[Rows from a figure dataset]
********************
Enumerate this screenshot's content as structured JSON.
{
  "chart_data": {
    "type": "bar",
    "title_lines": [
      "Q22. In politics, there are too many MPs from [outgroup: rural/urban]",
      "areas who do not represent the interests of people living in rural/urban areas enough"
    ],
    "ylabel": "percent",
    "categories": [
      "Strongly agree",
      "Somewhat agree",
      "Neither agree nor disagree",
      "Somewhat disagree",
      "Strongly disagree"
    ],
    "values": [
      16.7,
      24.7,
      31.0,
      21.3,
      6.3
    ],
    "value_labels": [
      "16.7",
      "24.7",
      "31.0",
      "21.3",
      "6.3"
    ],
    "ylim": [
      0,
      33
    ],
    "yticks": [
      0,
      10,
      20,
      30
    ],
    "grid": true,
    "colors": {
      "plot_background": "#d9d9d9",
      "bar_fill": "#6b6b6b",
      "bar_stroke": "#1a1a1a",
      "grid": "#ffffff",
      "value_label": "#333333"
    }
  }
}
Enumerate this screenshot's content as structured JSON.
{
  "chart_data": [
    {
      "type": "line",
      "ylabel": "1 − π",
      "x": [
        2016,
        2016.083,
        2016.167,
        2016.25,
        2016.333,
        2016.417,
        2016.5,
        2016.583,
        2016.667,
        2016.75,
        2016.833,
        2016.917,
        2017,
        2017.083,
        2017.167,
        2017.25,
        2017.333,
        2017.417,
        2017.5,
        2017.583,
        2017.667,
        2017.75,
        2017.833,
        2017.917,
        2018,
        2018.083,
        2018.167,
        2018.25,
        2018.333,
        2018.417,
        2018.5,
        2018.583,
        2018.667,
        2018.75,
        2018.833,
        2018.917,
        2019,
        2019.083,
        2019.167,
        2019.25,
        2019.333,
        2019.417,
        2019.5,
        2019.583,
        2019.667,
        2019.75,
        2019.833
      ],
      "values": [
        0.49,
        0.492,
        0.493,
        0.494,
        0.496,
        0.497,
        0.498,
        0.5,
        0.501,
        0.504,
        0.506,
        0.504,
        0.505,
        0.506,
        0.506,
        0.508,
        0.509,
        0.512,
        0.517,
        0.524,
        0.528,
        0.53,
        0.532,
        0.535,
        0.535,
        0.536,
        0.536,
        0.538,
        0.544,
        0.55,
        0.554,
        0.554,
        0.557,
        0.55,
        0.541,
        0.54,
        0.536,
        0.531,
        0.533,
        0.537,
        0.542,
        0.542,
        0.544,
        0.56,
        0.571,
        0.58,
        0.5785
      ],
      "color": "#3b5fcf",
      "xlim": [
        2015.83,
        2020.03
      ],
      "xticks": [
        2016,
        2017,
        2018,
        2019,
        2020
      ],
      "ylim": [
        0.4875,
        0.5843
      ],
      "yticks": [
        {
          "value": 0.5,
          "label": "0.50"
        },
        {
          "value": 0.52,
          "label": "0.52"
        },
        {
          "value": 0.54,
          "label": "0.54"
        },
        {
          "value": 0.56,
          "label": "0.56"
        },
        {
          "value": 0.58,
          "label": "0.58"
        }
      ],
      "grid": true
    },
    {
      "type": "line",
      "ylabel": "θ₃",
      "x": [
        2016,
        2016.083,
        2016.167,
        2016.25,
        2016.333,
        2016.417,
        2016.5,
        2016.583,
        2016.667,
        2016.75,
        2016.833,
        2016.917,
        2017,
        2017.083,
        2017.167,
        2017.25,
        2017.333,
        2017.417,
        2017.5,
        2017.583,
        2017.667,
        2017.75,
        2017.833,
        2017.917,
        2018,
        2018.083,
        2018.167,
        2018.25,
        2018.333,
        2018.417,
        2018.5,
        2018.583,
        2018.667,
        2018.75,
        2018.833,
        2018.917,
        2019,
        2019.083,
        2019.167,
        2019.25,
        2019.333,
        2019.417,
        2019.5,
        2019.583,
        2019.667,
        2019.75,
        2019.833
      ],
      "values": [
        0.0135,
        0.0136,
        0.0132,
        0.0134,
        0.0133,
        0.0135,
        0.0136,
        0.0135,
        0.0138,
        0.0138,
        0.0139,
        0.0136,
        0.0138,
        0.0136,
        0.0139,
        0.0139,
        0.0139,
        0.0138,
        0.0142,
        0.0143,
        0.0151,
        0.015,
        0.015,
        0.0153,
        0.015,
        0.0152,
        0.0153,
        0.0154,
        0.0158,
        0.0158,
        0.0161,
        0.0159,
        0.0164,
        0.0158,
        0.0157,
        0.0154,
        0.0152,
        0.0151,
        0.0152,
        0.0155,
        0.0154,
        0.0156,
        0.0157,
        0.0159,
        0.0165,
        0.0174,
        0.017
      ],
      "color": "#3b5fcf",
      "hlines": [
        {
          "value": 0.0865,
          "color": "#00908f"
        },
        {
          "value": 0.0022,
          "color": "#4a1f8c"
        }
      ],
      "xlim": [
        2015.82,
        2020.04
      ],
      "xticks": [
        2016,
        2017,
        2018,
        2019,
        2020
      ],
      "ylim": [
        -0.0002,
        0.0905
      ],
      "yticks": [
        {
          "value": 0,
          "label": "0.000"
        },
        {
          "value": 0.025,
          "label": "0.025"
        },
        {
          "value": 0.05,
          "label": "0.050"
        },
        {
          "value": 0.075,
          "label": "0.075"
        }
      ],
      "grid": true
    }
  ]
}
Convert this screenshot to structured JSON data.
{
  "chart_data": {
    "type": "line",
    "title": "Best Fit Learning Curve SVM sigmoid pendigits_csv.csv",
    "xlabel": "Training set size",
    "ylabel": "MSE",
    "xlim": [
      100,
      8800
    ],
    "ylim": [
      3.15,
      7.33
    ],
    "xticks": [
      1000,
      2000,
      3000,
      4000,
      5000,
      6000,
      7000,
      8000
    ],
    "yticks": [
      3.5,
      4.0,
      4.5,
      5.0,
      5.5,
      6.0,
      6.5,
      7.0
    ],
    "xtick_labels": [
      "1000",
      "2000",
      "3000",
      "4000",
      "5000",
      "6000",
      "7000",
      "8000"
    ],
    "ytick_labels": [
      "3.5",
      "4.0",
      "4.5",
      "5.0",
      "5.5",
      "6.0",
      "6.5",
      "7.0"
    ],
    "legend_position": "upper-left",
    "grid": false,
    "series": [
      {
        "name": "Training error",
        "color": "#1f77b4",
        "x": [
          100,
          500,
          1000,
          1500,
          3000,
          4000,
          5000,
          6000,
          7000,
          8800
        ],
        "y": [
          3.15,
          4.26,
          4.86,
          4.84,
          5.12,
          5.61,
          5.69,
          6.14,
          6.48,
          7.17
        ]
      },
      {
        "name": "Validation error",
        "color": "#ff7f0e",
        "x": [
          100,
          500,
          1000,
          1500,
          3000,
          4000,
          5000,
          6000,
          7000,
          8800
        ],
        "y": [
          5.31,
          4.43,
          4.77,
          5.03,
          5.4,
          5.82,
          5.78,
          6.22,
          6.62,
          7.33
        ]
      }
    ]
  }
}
********************
** Prompt **
Note each line of the entries that has "error" in it, and copy those lines.

** Completed exercise **
        "name": "Training error",
        "name": "Validation error",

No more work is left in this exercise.